*PROBLEM REQUIREMENTS:* Take every line from the listing below that contains "value".

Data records

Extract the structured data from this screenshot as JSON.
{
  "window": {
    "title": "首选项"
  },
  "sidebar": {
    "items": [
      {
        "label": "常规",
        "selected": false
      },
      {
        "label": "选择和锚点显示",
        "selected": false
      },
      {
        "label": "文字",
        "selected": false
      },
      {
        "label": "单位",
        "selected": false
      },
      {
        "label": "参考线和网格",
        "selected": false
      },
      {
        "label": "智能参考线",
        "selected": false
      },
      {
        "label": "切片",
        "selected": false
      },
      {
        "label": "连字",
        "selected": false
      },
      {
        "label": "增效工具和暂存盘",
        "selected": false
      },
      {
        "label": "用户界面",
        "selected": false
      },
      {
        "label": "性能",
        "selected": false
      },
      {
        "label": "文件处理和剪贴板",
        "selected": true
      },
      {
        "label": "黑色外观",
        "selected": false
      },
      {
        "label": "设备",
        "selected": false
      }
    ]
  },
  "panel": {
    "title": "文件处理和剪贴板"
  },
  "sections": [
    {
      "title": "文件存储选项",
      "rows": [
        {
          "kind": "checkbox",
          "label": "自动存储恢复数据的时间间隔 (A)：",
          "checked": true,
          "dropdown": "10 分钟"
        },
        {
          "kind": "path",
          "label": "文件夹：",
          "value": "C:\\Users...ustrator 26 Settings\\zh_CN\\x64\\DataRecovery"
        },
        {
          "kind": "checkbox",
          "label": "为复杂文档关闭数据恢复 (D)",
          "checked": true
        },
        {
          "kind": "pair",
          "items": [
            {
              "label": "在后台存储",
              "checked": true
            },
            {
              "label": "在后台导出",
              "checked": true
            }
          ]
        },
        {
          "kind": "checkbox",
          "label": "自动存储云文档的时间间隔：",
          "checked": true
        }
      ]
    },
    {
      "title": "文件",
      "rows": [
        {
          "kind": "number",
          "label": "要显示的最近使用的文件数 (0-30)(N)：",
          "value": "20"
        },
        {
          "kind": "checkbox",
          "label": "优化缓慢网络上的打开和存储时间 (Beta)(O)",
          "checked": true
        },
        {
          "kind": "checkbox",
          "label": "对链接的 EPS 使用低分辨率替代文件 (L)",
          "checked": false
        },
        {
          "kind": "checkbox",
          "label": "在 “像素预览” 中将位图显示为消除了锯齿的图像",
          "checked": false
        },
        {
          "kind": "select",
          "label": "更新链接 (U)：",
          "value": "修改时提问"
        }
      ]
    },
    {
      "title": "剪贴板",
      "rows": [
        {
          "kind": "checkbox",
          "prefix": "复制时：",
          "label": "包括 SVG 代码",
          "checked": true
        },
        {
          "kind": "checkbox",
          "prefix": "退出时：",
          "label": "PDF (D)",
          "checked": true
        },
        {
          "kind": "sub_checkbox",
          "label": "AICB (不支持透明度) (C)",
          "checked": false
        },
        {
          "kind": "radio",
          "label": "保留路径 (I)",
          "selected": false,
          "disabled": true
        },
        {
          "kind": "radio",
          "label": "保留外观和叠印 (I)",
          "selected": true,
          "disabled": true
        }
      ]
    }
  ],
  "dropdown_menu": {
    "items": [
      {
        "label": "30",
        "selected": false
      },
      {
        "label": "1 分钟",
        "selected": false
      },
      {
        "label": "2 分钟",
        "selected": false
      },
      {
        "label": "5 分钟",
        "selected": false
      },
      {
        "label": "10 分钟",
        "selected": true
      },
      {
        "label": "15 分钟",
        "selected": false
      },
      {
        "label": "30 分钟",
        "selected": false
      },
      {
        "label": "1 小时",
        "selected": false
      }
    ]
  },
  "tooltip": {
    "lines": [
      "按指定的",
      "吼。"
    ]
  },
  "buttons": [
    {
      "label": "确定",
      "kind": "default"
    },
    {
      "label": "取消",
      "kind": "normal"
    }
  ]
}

*SOLVED EXERCISE:*
          "value": "C:\\Users...ustrator 26 Settings\\zh_CN\\x64\\DataRecovery"
          "value": "20"
          "value": "修改时提问"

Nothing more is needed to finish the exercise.